DIRECTIONS FOR THIS TASK: Please copy the listing word for word, beginning with its first line and continuing through the line with "cell-total_score — [877, 1451, 952, 1502]".
┌──
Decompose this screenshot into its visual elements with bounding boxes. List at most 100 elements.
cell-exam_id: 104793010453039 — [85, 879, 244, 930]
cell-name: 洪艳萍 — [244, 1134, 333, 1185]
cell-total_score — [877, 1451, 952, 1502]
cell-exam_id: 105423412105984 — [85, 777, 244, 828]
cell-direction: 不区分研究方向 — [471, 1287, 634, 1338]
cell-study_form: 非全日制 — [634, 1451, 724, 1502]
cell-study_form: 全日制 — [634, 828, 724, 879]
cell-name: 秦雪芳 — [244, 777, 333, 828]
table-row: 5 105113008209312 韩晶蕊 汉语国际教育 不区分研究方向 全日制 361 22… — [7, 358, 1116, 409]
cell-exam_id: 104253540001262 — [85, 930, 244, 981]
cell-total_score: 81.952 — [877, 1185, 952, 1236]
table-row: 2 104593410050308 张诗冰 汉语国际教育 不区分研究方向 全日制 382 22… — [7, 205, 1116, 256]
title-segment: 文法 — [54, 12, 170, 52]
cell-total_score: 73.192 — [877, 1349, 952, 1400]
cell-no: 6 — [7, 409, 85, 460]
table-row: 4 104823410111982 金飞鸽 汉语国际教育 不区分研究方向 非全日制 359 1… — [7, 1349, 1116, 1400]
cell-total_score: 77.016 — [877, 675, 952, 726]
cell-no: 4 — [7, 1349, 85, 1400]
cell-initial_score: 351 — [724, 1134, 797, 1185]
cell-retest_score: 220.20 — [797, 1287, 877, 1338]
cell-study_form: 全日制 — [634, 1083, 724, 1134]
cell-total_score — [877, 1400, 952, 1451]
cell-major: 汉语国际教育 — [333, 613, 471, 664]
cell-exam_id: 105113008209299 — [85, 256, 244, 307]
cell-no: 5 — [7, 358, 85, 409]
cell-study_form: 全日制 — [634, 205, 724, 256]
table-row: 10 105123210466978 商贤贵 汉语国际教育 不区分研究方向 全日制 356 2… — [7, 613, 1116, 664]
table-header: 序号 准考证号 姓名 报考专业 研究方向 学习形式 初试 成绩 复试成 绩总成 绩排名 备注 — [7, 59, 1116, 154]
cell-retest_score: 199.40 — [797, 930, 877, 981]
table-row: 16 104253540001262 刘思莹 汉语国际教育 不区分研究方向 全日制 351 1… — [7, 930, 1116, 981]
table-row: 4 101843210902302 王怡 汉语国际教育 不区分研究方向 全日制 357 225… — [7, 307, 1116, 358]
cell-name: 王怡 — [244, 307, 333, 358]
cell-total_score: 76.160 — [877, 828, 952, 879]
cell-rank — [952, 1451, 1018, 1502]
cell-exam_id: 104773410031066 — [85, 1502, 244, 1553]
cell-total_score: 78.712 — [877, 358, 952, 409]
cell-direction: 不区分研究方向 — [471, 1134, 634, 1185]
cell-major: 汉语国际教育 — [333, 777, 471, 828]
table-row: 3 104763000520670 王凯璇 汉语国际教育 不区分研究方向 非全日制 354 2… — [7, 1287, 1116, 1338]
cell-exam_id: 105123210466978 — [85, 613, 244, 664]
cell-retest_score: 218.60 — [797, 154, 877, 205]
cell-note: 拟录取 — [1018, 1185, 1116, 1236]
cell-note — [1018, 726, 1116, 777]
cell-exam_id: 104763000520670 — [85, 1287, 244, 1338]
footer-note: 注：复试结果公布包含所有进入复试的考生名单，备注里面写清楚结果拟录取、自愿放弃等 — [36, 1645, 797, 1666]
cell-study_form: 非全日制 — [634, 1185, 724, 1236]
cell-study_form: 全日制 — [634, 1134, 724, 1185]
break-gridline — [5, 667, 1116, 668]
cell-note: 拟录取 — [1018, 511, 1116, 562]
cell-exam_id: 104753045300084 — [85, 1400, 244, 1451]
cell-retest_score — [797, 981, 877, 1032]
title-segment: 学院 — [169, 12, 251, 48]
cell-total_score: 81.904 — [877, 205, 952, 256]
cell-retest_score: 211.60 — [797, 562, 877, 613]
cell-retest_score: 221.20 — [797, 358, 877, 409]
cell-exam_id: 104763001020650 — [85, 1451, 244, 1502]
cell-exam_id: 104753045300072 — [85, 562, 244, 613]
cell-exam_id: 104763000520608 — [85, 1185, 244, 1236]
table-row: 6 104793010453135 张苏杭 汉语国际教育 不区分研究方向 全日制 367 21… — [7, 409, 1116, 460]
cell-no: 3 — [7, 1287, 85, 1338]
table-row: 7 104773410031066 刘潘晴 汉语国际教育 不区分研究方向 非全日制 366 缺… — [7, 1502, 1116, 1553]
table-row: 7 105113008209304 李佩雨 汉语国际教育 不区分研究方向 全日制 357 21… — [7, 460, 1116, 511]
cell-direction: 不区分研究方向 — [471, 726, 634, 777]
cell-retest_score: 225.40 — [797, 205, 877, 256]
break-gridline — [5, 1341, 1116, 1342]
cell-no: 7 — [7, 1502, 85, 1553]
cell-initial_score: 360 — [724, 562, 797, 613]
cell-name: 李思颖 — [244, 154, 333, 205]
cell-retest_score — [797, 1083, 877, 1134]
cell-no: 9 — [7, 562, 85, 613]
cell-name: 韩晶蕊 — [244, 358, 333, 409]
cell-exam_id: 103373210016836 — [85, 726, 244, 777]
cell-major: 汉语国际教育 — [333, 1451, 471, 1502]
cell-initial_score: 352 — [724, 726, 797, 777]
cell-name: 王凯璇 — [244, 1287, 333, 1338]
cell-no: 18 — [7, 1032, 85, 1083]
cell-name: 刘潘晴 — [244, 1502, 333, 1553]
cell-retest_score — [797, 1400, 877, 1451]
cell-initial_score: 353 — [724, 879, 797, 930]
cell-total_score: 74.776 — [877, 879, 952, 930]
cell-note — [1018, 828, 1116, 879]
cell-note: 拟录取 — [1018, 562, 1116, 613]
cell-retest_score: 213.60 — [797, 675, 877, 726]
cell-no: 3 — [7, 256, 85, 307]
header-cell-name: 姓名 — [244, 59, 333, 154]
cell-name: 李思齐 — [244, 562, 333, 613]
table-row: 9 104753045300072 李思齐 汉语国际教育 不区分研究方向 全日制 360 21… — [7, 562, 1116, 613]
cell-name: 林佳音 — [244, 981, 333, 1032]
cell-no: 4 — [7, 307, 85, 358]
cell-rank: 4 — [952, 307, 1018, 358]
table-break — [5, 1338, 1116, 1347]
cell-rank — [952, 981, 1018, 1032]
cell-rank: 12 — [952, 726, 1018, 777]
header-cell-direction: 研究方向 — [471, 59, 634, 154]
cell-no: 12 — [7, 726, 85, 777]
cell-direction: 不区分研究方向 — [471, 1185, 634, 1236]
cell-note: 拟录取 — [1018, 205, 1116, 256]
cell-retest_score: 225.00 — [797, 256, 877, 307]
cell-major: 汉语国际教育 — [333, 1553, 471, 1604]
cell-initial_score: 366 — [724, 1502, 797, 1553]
└──
EXERCISE RESPONSE:
Decompose this screenshot into its visual elements with bounding boxes. List at most 100 elements.
cell-exam_id: 104793010453039 — [85, 879, 244, 930]
cell-name: 洪艳萍 — [244, 1134, 333, 1185]
cell-total_score — [877, 1451, 952, 1502]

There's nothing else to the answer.